- **YOUR GOAL**: Return each line of the data below verbatim; pictures are to be left out.

- **Data records**:

-- Begin --

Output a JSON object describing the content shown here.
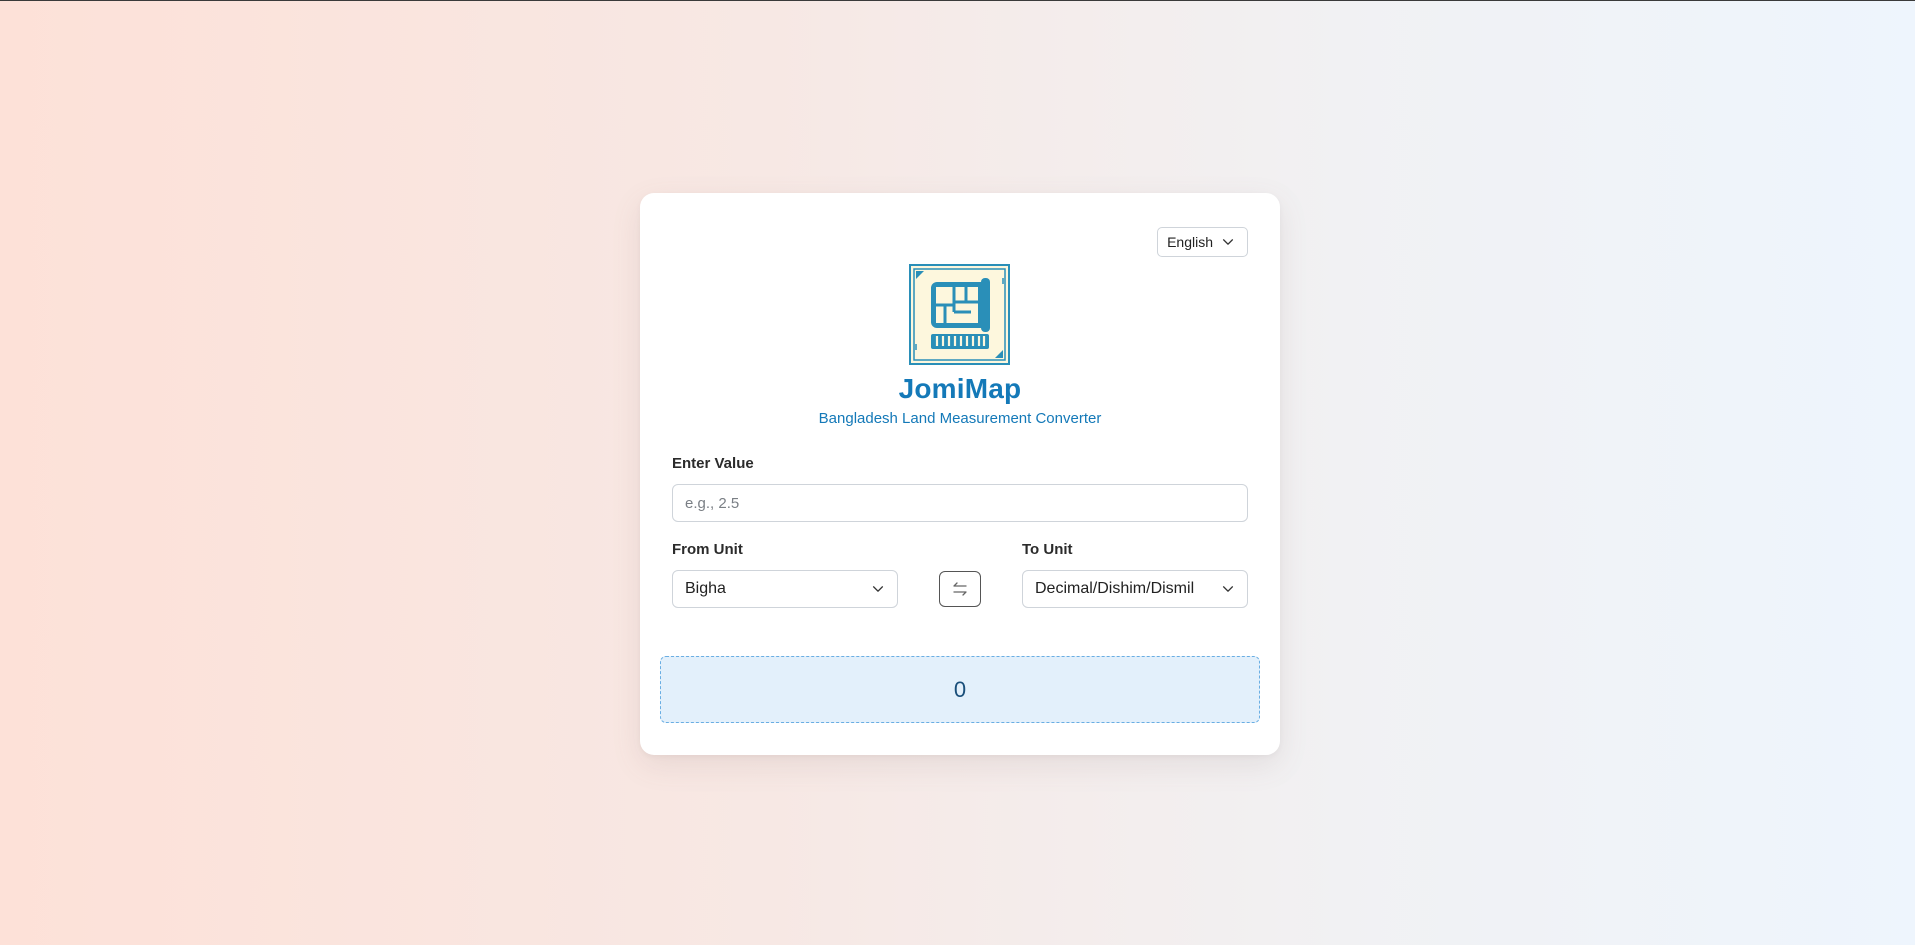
{
  "language": {
    "selected": "English"
  },
  "header": {
    "logo_icon": "land-blueprint-icon",
    "title": "JomiMap",
    "subtitle": "Bangladesh Land Measurement Converter"
  },
  "form": {
    "value_label": "Enter Value",
    "value_placeholder": "e.g., 2.5",
    "value": "",
    "from_label": "From Unit",
    "from_selected": "Bigha",
    "to_label": "To Unit",
    "to_selected": "Decimal/Dishim/Dismil",
    "swap_icon": "swap-arrows-icon"
  },
  "result": {
    "value": "0"
  },
  "colors": {
    "accent": "#1479b8",
    "result_bg": "#e3f0fb",
    "result_border": "#6aaee3",
    "logo_teal": "#2a8fb8",
    "logo_bg": "#fdf7dd"
  }
}
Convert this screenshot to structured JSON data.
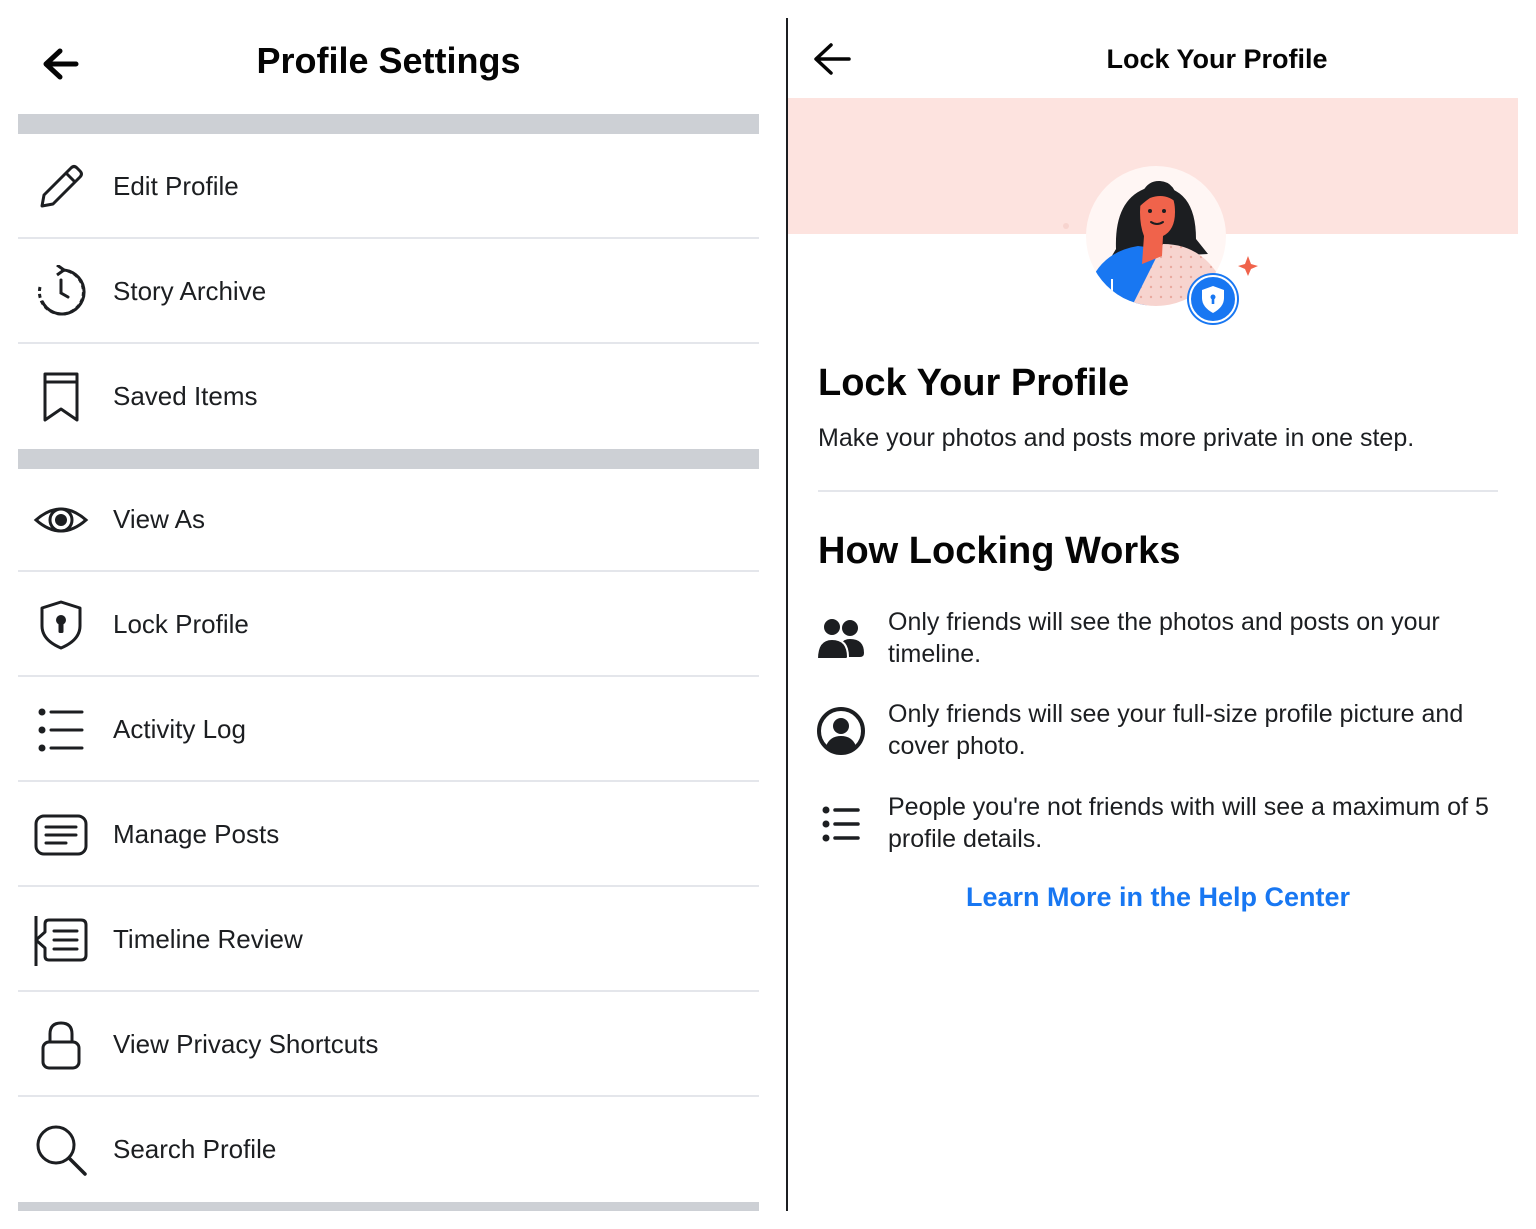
{
  "left": {
    "title": "Profile Settings",
    "back_icon": "arrow-left-icon",
    "menu": [
      {
        "label": "Edit Profile",
        "icon": "pencil-icon"
      },
      {
        "label": "Story Archive",
        "icon": "archive-clock-icon"
      },
      {
        "label": "Saved Items",
        "icon": "bookmark-icon"
      },
      {
        "label": "View As",
        "icon": "eye-icon"
      },
      {
        "label": "Lock Profile",
        "icon": "shield-lock-icon"
      },
      {
        "label": "Activity Log",
        "icon": "list-icon"
      },
      {
        "label": "Manage Posts",
        "icon": "posts-icon"
      },
      {
        "label": "Timeline Review",
        "icon": "timeline-review-icon"
      },
      {
        "label": "View Privacy Shortcuts",
        "icon": "lock-icon"
      },
      {
        "label": "Search Profile",
        "icon": "search-icon"
      }
    ]
  },
  "right": {
    "title": "Lock Your Profile",
    "back_icon": "arrow-left-icon",
    "heading": "Lock Your Profile",
    "subtitle": "Make your photos and posts more private in one step.",
    "how_heading": "How Locking Works",
    "rules": [
      {
        "text": "Only friends will see the photos and posts on your timeline.",
        "icon": "friends-icon"
      },
      {
        "text": "Only friends will see your full-size profile picture and cover photo.",
        "icon": "profile-circle-icon"
      },
      {
        "text": "People you're not friends with will see a maximum of 5 profile details.",
        "icon": "list-icon"
      }
    ],
    "help_link": "Learn More in the Help Center"
  },
  "colors": {
    "accent": "#1877f2",
    "hero_band": "#fde3df",
    "separator": "#cdd0d5"
  }
}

-- End --

- **EXERCISE OUTPUT**:
Output a JSON object describing the content shown here.
{
  "language": {
    "selected": "English"
  },
  "header": {
    "logo_icon": "land-blueprint-icon",
    "title": "JomiMap",
    "subtitle": "Bangladesh Land Measurement Converter"
  },
  "form": {
    "value_label": "Enter Value",
    "value_placeholder": "e.g., 2.5",
    "value": "",
    "from_label": "From Unit",
    "from_selected": "Bigha",
    "to_label": "To Unit",
    "to_selected": "Decimal/Dishim/Dismil",
    "swap_icon": "swap-arrows-icon"
  },
  "result": {
    "value": "0"
  },
  "colors": {
    "accent": "#1479b8",
    "result_bg": "#e3f0fb",
    "result_border": "#6aaee3",
    "logo_teal": "#2a8fb8",
    "logo_bg": "#fdf7dd"
  }
}
Convert this screenshot to structured JSON data.
{
  "left": {
    "title": "Profile Settings",
    "back_icon": "arrow-left-icon",
    "menu": [
      {
        "label": "Edit Profile",
        "icon": "pencil-icon"
      },
      {
        "label": "Story Archive",
        "icon": "archive-clock-icon"
      },
      {
        "label": "Saved Items",
        "icon": "bookmark-icon"
      },
      {
        "label": "View As",
        "icon": "eye-icon"
      },
      {
        "label": "Lock Profile",
        "icon": "shield-lock-icon"
      },
      {
        "label": "Activity Log",
        "icon": "list-icon"
      },
      {
        "label": "Manage Posts",
        "icon": "posts-icon"
      },
      {
        "label": "Timeline Review",
        "icon": "timeline-review-icon"
      },
      {
        "label": "View Privacy Shortcuts",
        "icon": "lock-icon"
      },
      {
        "label": "Search Profile",
        "icon": "search-icon"
      }
    ]
  },
  "right": {
    "title": "Lock Your Profile",
    "back_icon": "arrow-left-icon",
    "heading": "Lock Your Profile",
    "subtitle": "Make your photos and posts more private in one step.",
    "how_heading": "How Locking Works",
    "rules": [
      {
        "text": "Only friends will see the photos and posts on your timeline.",
        "icon": "friends-icon"
      },
      {
        "text": "Only friends will see your full-size profile picture and cover photo.",
        "icon": "profile-circle-icon"
      },
      {
        "text": "People you're not friends with will see a maximum of 5 profile details.",
        "icon": "list-icon"
      }
    ],
    "help_link": "Learn More in the Help Center"
  },
  "colors": {
    "accent": "#1877f2",
    "hero_band": "#fde3df",
    "separator": "#cdd0d5"
  }
}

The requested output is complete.